**** The data
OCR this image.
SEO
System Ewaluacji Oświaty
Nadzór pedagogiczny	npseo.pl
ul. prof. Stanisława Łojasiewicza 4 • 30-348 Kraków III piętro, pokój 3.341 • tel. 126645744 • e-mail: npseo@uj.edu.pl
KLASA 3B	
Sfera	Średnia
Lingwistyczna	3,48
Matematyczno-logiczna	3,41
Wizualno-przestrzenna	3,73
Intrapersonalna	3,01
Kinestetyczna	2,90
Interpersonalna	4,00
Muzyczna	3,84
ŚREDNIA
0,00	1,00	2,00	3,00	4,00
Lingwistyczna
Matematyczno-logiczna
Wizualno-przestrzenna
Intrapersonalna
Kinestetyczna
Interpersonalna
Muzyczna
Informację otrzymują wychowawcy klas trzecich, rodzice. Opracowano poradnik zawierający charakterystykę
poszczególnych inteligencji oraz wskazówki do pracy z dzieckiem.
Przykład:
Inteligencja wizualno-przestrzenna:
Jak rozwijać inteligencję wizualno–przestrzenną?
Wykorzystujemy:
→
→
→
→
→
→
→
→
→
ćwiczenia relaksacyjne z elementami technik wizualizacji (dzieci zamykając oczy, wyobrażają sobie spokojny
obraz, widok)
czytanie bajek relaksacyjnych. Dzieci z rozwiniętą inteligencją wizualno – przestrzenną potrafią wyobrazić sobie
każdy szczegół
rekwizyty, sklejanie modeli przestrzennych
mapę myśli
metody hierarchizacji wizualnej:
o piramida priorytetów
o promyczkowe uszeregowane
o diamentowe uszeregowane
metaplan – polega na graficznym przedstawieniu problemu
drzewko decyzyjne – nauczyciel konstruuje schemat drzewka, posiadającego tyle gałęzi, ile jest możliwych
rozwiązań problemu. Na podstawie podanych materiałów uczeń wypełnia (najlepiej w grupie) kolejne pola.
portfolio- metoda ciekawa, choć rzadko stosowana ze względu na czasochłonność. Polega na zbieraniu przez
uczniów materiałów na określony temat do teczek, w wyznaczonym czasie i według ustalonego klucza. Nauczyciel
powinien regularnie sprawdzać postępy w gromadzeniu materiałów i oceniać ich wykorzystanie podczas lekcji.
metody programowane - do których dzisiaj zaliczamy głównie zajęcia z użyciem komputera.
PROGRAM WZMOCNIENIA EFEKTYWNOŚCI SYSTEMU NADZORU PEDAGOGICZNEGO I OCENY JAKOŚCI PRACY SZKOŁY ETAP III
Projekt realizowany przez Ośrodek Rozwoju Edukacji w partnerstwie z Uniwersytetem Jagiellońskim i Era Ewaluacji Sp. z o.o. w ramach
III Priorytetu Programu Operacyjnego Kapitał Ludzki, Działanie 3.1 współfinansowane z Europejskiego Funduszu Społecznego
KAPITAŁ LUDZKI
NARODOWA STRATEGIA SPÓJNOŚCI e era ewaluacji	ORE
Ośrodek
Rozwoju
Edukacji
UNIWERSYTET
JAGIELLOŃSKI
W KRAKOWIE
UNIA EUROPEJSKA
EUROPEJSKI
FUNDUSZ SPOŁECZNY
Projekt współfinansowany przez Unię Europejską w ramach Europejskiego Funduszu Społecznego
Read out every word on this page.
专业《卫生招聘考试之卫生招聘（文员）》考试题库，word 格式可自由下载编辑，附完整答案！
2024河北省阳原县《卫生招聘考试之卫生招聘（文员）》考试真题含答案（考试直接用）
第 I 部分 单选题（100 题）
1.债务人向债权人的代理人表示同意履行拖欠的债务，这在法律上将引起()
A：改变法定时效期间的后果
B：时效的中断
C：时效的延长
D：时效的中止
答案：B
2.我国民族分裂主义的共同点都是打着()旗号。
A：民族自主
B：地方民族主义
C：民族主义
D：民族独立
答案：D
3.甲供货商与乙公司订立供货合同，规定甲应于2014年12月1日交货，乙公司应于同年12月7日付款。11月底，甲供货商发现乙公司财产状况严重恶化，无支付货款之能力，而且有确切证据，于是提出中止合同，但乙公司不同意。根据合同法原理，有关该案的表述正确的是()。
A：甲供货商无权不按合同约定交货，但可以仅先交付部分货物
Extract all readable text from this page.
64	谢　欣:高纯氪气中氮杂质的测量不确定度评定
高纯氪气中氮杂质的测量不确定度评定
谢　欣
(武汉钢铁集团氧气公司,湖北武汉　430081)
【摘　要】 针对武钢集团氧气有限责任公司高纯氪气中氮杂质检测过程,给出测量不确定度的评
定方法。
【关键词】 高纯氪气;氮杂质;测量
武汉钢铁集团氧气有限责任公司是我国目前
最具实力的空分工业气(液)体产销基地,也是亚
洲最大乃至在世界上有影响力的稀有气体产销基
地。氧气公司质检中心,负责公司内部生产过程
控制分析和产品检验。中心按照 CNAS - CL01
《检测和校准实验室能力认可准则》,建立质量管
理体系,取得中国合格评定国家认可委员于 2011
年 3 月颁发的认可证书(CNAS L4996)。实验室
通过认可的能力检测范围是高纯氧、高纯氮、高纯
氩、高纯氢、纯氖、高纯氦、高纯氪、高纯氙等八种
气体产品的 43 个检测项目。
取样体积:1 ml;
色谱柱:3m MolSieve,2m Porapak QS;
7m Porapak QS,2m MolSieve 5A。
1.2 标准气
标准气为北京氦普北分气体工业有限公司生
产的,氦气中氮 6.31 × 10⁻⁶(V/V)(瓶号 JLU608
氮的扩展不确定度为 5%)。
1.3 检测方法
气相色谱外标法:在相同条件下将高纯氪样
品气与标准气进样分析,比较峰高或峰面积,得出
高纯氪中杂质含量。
********
** Aim of the task **
Your task is to output all of the data above word for word.

** Task answer **
OCR this image.
SEO
System Ewaluacji Oświaty
Nadzór pedagogiczny	npseo.pl
ul. prof. Stanisława Łojasiewicza 4 • 30-348 Kraków III piętro, pokój 3.341 • tel. 126645744 • e-mail: npseo@uj.edu.pl
KLASA 3B	
Sfera	Średnia
Lingwistyczna	3,48
Matematyczno-logiczna	3,41
Wizualno-przestrzenna	3,73
Intrapersonalna	3,01
Kinestetyczna	2,90
Interpersonalna	4,00
Muzyczna	3,84
ŚREDNIA
0,00	1,00	2,00	3,00	4,00
Lingwistyczna
Matematyczno-logiczna
Wizualno-przestrzenna
Intrapersonalna
Kinestetyczna
Interpersonalna
Muzyczna
Informację otrzymują wychowawcy klas trzecich, rodzice. Opracowano poradnik zawierający charakterystykę
poszczególnych inteligencji oraz wskazówki do pracy z dzieckiem.
Przykład:
Inteligencja wizualno-przestrzenna:
Jak rozwijać inteligencję wizualno–przestrzenną?
Wykorzystujemy:
→
→
→
→
→
→
→
→
→
ćwiczenia relaksacyjne z elementami technik wizualizacji (dzieci zamykając oczy, wyobrażają sobie spokojny
obraz, widok)
czytanie bajek relaksacyjnych. Dzieci z rozwiniętą inteligencją wizualno – przestrzenną potrafią wyobrazić sobie
każdy szczegół
rekwizyty, sklejanie modeli przestrzennych
mapę myśli
metody hierarchizacji wizualnej:
o piramida priorytetów
o promyczkowe uszeregowane
o diamentowe uszeregowane
metaplan – polega na graficznym przedstawieniu problemu
drzewko decyzyjne – nauczyciel konstruuje schemat drzewka, posiadającego tyle gałęzi, ile jest możliwych
rozwiązań problemu. Na podstawie podanych materiałów uczeń wypełnia (najlepiej w grupie) kolejne pola.
portfolio- metoda ciekawa, choć rzadko stosowana ze względu na czasochłonność. Polega na zbieraniu przez
uczniów materiałów na określony temat do teczek, w wyznaczonym czasie i według ustalonego klucza. Nauczyciel
powinien regularnie sprawdzać postępy w gromadzeniu materiałów i oceniać ich wykorzystanie podczas lekcji.
metody programowane - do których dzisiaj zaliczamy głównie zajęcia z użyciem komputera.
PROGRAM WZMOCNIENIA EFEKTYWNOŚCI SYSTEMU NADZORU PEDAGOGICZNEGO I OCENY JAKOŚCI PRACY SZKOŁY ETAP III
Projekt realizowany przez Ośrodek Rozwoju Edukacji w partnerstwie z Uniwersytetem Jagiellońskim i Era Ewaluacji Sp. z o.o. w ramach
III Priorytetu Programu Operacyjnego Kapitał Ludzki, Działanie 3.1 współfinansowane z Europejskiego Funduszu Społecznego
KAPITAŁ LUDZKI
NARODOWA STRATEGIA SPÓJNOŚCI e era ewaluacji	ORE
Ośrodek
Rozwoju
Edukacji
UNIWERSYTET
JAGIELLOŃSKI
W KRAKOWIE
UNIA EUROPEJSKA
EUROPEJSKI
FUNDUSZ SPOŁECZNY
Projekt współfinansowany przez Unię Europejską w ramach Europejskiego Funduszu Społecznego
Read out every word on this page.
专业《卫生招聘考试之卫生招聘（文员）》考试题库，word 格式可自由下载编辑，附完整答案！
2024河北省阳原县《卫生招聘考试之卫生招聘（文员）》考试真题含答案（考试直接用）
第 I 部分 单选题（100 题）
1.债务人向债权人的代理人表示同意履行拖欠的债务，这在法律上将引起()
A：改变法定时效期间的后果
B：时效的中断
C：时效的延长
D：时效的中止
答案：B
2.我国民族分裂主义的共同点都是打着()旗号。
A：民族自主
B：地方民族主义
C：民族主义
D：民族独立
答案：D
3.甲供货商与乙公司订立供货合同，规定甲应于2014年12月1日交货，乙公司应于同年12月7日付款。11月底，甲供货商发现乙公司财产状况严重恶化，无支付货款之能力，而且有确切证据，于是提出中止合同，但乙公司不同意。根据合同法原理，有关该案的表述正确的是()。
A：甲供货商无权不按合同约定交货，但可以仅先交付部分货物
Extract all readable text from this page.
64	谢　欣:高纯氪气中氮杂质的测量不确定度评定
高纯氪气中氮杂质的测量不确定度评定
谢　欣
(武汉钢铁集团氧气公司,湖北武汉　430081)
【摘　要】 针对武钢集团氧气有限责任公司高纯氪气中氮杂质检测过程,给出测量不确定度的评
定方法。
【关键词】 高纯氪气;氮杂质;测量
武汉钢铁集团氧气有限责任公司是我国目前
最具实力的空分工业气(液)体产销基地,也是亚
洲最大乃至在世界上有影响力的稀有气体产销基
地。氧气公司质检中心,负责公司内部生产过程
控制分析和产品检验。中心按照 CNAS - CL01
《检测和校准实验室能力认可准则》,建立质量管
理体系,取得中国合格评定国家认可委员于 2011
年 3 月颁发的认可证书(CNAS L4996)。实验室
通过认可的能力检测范围是高纯氧、高纯氮、高纯
氩、高纯氢、纯氖、高纯氦、高纯氪、高纯氙等八种
气体产品的 43 个检测项目。
取样体积:1 ml;
色谱柱:3m MolSieve,2m Porapak QS;
7m Porapak QS,2m MolSieve 5A。
1.2 标准气
标准气为北京氦普北分气体工业有限公司生
产的,氦气中氮 6.31 × 10⁻⁶(V/V)(瓶号 JLU608
氮的扩展不确定度为 5%)。
1.3 检测方法
气相色谱外标法:在相同条件下将高纯氪样
品气与标准气进样分析,比较峰高或峰面积,得出
高纯氪中杂质含量。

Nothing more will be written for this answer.